··· SUPPLIED DATA

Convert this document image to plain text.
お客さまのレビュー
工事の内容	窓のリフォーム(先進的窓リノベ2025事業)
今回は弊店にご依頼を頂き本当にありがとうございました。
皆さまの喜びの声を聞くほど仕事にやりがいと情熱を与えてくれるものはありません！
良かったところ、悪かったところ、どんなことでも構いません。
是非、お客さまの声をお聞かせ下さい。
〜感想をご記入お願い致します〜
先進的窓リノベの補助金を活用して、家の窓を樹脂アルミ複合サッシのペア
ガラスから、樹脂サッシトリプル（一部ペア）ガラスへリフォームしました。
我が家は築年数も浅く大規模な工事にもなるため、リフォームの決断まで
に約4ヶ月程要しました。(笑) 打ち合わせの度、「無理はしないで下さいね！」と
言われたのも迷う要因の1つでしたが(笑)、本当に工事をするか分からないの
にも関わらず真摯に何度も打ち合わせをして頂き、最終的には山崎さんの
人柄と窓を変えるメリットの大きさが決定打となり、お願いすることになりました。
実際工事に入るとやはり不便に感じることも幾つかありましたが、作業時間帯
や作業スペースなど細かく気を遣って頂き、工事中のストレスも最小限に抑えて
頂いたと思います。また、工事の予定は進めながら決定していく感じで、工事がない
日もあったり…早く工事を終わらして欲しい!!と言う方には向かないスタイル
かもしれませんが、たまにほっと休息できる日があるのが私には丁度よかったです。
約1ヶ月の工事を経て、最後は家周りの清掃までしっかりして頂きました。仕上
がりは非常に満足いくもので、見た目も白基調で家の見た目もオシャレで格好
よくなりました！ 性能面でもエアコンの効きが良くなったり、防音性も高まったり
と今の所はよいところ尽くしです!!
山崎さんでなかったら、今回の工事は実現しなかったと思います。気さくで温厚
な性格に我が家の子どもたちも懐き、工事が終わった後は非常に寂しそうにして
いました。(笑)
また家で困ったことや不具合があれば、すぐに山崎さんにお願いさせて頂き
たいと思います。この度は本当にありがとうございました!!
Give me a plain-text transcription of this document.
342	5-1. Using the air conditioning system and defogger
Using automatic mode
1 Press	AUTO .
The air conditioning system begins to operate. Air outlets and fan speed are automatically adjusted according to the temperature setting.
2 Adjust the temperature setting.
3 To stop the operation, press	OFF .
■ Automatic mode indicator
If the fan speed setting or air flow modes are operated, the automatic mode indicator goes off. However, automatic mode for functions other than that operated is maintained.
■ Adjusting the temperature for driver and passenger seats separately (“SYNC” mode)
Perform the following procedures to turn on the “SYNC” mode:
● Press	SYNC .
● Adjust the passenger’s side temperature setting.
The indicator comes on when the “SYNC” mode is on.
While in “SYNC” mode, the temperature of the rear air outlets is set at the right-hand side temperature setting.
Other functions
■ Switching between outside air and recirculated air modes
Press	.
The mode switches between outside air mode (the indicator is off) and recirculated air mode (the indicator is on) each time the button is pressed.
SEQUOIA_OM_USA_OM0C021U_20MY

······

- [TASK INSTRUCTIONS]: Set down every record above exactly as given.

- [FULL OUTPUT]:
Convert this document image to plain text.
お客さまのレビュー
工事の内容	窓のリフォーム(先進的窓リノベ2025事業)
今回は弊店にご依頼を頂き本当にありがとうございました。
皆さまの喜びの声を聞くほど仕事にやりがいと情熱を与えてくれるものはありません！
良かったところ、悪かったところ、どんなことでも構いません。
是非、お客さまの声をお聞かせ下さい。
〜感想をご記入お願い致します〜
先進的窓リノベの補助金を活用して、家の窓を樹脂アルミ複合サッシのペア
ガラスから、樹脂サッシトリプル（一部ペア）ガラスへリフォームしました。
我が家は築年数も浅く大規模な工事にもなるため、リフォームの決断まで
に約4ヶ月程要しました。(笑) 打ち合わせの度、「無理はしないで下さいね！」と
言われたのも迷う要因の1つでしたが(笑)、本当に工事をするか分からないの
にも関わらず真摯に何度も打ち合わせをして頂き、最終的には山崎さんの
人柄と窓を変えるメリットの大きさが決定打となり、お願いすることになりました。
実際工事に入るとやはり不便に感じることも幾つかありましたが、作業時間帯
や作業スペースなど細かく気を遣って頂き、工事中のストレスも最小限に抑えて
頂いたと思います。また、工事の予定は進めながら決定していく感じで、工事がない
日もあったり…早く工事を終わらして欲しい!!と言う方には向かないスタイル
かもしれませんが、たまにほっと休息できる日があるのが私には丁度よかったです。
約1ヶ月の工事を経て、最後は家周りの清掃までしっかりして頂きました。仕上
がりは非常に満足いくもので、見た目も白基調で家の見た目もオシャレで格好
よくなりました！ 性能面でもエアコンの効きが良くなったり、防音性も高まったり
と今の所はよいところ尽くしです!!
山崎さんでなかったら、今回の工事は実現しなかったと思います。気さくで温厚
な性格に我が家の子どもたちも懐き、工事が終わった後は非常に寂しそうにして
いました。(笑)
また家で困ったことや不具合があれば、すぐに山崎さんにお願いさせて頂き
たいと思います。この度は本当にありがとうございました!!
Give me a plain-text transcription of this document.
342	5-1. Using the air conditioning system and defogger
Using automatic mode
1 Press	AUTO .
The air conditioning system begins to operate. Air outlets and fan speed are automatically adjusted according to the temperature setting.
2 Adjust the temperature setting.
3 To stop the operation, press	OFF .
■ Automatic mode indicator
If the fan speed setting or air flow modes are operated, the automatic mode indicator goes off. However, automatic mode for functions other than that operated is maintained.
■ Adjusting the temperature for driver and passenger seats separately (“SYNC” mode)
Perform the following procedures to turn on the “SYNC” mode:
● Press	SYNC .
● Adjust the passenger’s side temperature setting.
The indicator comes on when the “SYNC” mode is on.
While in “SYNC” mode, the temperature of the rear air outlets is set at the right-hand side temperature setting.
Other functions
■ Switching between outside air and recirculated air modes
Press	.
The mode switches between outside air mode (the indicator is off) and recirculated air mode (the indicator is on) each time the button is pressed.
SEQUOIA_OM_USA_OM0C021U_20MY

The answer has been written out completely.